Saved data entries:

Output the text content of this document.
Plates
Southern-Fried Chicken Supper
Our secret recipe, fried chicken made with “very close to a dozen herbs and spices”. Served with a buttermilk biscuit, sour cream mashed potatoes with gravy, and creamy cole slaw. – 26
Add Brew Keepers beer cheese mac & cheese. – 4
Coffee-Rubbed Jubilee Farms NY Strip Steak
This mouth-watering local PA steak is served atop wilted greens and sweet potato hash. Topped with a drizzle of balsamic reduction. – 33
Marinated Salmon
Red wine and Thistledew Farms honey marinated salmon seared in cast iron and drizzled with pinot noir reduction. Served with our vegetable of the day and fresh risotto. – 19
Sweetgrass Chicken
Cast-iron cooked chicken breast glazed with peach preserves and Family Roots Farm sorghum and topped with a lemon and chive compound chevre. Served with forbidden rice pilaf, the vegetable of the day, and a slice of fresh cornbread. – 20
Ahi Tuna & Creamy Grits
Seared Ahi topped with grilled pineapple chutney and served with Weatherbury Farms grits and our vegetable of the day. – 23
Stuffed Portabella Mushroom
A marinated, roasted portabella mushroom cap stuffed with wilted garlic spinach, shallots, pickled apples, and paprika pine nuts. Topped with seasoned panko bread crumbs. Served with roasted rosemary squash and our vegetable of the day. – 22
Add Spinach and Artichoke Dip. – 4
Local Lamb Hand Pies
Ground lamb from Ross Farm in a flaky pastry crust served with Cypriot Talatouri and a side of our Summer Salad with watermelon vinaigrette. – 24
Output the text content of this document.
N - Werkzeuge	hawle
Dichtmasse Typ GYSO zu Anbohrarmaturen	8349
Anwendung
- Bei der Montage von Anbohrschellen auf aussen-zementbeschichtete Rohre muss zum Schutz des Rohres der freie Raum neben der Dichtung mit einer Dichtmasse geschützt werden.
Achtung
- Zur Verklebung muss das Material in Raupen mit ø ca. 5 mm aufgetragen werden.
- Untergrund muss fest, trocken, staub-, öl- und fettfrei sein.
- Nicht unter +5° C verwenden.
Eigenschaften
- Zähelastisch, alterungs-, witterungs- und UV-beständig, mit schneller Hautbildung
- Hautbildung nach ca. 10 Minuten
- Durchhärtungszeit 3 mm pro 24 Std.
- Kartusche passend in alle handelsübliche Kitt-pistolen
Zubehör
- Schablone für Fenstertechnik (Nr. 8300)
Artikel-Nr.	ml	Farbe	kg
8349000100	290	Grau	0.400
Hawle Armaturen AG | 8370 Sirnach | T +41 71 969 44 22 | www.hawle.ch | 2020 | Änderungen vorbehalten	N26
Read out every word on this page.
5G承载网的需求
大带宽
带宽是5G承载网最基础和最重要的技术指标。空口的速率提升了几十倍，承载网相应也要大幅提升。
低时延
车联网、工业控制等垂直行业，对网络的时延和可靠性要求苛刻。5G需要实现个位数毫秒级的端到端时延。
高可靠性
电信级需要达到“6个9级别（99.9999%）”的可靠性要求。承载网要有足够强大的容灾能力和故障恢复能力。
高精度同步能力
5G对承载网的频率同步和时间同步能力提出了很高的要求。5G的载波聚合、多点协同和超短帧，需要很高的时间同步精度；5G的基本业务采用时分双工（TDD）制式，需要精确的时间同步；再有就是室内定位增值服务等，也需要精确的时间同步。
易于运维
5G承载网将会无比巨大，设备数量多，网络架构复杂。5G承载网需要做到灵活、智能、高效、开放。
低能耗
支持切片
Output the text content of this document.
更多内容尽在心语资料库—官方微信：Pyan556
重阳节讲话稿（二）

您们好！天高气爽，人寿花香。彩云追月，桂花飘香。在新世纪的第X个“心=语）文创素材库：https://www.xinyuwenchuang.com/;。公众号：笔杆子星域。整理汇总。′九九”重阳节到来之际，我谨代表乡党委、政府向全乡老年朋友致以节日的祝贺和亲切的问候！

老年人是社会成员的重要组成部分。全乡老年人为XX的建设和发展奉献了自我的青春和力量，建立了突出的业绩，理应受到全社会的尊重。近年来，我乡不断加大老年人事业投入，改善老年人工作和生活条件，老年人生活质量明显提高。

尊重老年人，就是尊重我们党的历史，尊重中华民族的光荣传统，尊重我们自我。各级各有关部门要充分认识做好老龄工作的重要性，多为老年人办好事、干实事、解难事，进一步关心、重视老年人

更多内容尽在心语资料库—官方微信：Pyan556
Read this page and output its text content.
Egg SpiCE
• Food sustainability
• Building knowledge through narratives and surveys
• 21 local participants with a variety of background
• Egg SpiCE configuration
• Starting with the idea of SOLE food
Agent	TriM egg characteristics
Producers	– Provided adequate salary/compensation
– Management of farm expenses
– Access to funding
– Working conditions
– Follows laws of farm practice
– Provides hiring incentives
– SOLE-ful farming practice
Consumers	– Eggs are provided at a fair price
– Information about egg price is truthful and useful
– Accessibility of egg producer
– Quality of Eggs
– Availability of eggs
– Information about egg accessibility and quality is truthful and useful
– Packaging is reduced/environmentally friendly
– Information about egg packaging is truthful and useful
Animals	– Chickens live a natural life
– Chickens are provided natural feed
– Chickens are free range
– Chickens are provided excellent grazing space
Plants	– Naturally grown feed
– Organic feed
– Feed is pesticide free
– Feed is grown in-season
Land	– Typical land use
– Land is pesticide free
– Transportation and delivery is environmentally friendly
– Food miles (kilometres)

**TASK INSTRUCTIONS**
Take the records above and return them exactly as written.

**RESPONSE**
Output the text content of this document.
Plates
Southern-Fried Chicken Supper
Our secret recipe, fried chicken made with “very close to a dozen herbs and spices”. Served with a buttermilk biscuit, sour cream mashed potatoes with gravy, and creamy cole slaw. – 26
Add Brew Keepers beer cheese mac & cheese. – 4
Coffee-Rubbed Jubilee Farms NY Strip Steak
This mouth-watering local PA steak is served atop wilted greens and sweet potato hash. Topped with a drizzle of balsamic reduction. – 33
Marinated Salmon
Red wine and Thistledew Farms honey marinated salmon seared in cast iron and drizzled with pinot noir reduction. Served with our vegetable of the day and fresh risotto. – 19
Sweetgrass Chicken
Cast-iron cooked chicken breast glazed with peach preserves and Family Roots Farm sorghum and topped with a lemon and chive compound chevre. Served with forbidden rice pilaf, the vegetable of the day, and a slice of fresh cornbread. – 20
Ahi Tuna & Creamy Grits
Seared Ahi topped with grilled pineapple chutney and served with Weatherbury Farms grits and our vegetable of the day. – 23
Stuffed Portabella Mushroom
A marinated, roasted portabella mushroom cap stuffed with wilted garlic spinach, shallots, pickled apples, and paprika pine nuts. Topped with seasoned panko bread crumbs. Served with roasted rosemary squash and our vegetable of the day. – 22
Add Spinach and Artichoke Dip. – 4
Local Lamb Hand Pies
Ground lamb from Ross Farm in a flaky pastry crust served with Cypriot Talatouri and a side of our Summer Salad with watermelon vinaigrette. – 24
Output the text content of this document.
N - Werkzeuge	hawle
Dichtmasse Typ GYSO zu Anbohrarmaturen	8349
Anwendung
- Bei der Montage von Anbohrschellen auf aussen-zementbeschichtete Rohre muss zum Schutz des Rohres der freie Raum neben der Dichtung mit einer Dichtmasse geschützt werden.
Achtung
- Zur Verklebung muss das Material in Raupen mit ø ca. 5 mm aufgetragen werden.
- Untergrund muss fest, trocken, staub-, öl- und fettfrei sein.
- Nicht unter +5° C verwenden.
Eigenschaften
- Zähelastisch, alterungs-, witterungs- und UV-beständig, mit schneller Hautbildung
- Hautbildung nach ca. 10 Minuten
- Durchhärtungszeit 3 mm pro 24 Std.
- Kartusche passend in alle handelsübliche Kitt-pistolen
Zubehör
- Schablone für Fenstertechnik (Nr. 8300)
Artikel-Nr.	ml	Farbe	kg
8349000100	290	Grau	0.400
Hawle Armaturen AG | 8370 Sirnach | T +41 71 969 44 22 | www.hawle.ch | 2020 | Änderungen vorbehalten	N26
Read out every word on this page.
5G承载网的需求
大带宽
带宽是5G承载网最基础和最重要的技术指标。空口的速率提升了几十倍，承载网相应也要大幅提升。
低时延
车联网、工业控制等垂直行业，对网络的时延和可靠性要求苛刻。5G需要实现个位数毫秒级的端到端时延。
高可靠性
电信级需要达到“6个9级别（99.9999%）”的可靠性要求。承载网要有足够强大的容灾能力和故障恢复能力。
高精度同步能力
5G对承载网的频率同步和时间同步能力提出了很高的要求。5G的载波聚合、多点协同和超短帧，需要很高的时间同步精度；5G的基本业务采用时分双工（TDD）制式，需要精确的时间同步；再有就是室内定位增值服务等，也需要精确的时间同步。
易于运维
5G承载网将会无比巨大，设备数量多，网络架构复杂。5G承载网需要做到灵活、智能、高效、开放。
低能耗
支持切片
Output the text content of this document.
更多内容尽在心语资料库—官方微信：Pyan556
重阳节讲话稿（二）

您们好！天高气爽，人寿花香。彩云追月，桂花飘香。在新世纪的第X个“心=语）文创素材库：https://www.xinyuwenchuang.com/;。公众号：笔杆子星域。整理汇总。′九九”重阳节到来之际，我谨代表乡党委、政府向全乡老年朋友致以节日的祝贺和亲切的问候！

老年人是社会成员的重要组成部分。全乡老年人为XX的建设和发展奉献了自我的青春和力量，建立了突出的业绩，理应受到全社会的尊重。近年来，我乡不断加大老年人事业投入，改善老年人工作和生活条件，老年人生活质量明显提高。

尊重老年人，就是尊重我们党的历史，尊重中华民族的光荣传统，尊重我们自我。各级各有关部门要充分认识做好老龄工作的重要性，多为老年人办好事、干实事、解难事，进一步关心、重视老年人

更多内容尽在心语资料库—官方微信：Pyan556
Read this page and output its text content.
Egg SpiCE
• Food sustainability
• Building knowledge through narratives and surveys
• 21 local participants with a variety of background
• Egg SpiCE configuration
• Starting with the idea of SOLE food
Agent	TriM egg characteristics
Producers	– Provided adequate salary/compensation
– Management of farm expenses
– Access to funding
– Working conditions
– Follows laws of farm practice
– Provides hiring incentives
– SOLE-ful farming practice
Consumers	– Eggs are provided at a fair price
– Information about egg price is truthful and useful
– Accessibility of egg producer
– Quality of Eggs
– Availability of eggs
– Information about egg accessibility and quality is truthful and useful
– Packaging is reduced/environmentally friendly
– Information about egg packaging is truthful and useful
Animals	– Chickens live a natural life
– Chickens are provided natural feed
– Chickens are free range
– Chickens are provided excellent grazing space
Plants	– Naturally grown feed
– Organic feed
– Feed is pesticide free
– Feed is grown in-season
Land	– Typical land use
– Land is pesticide free
– Transportation and delivery is environmentally friendly
– Food miles (kilometres)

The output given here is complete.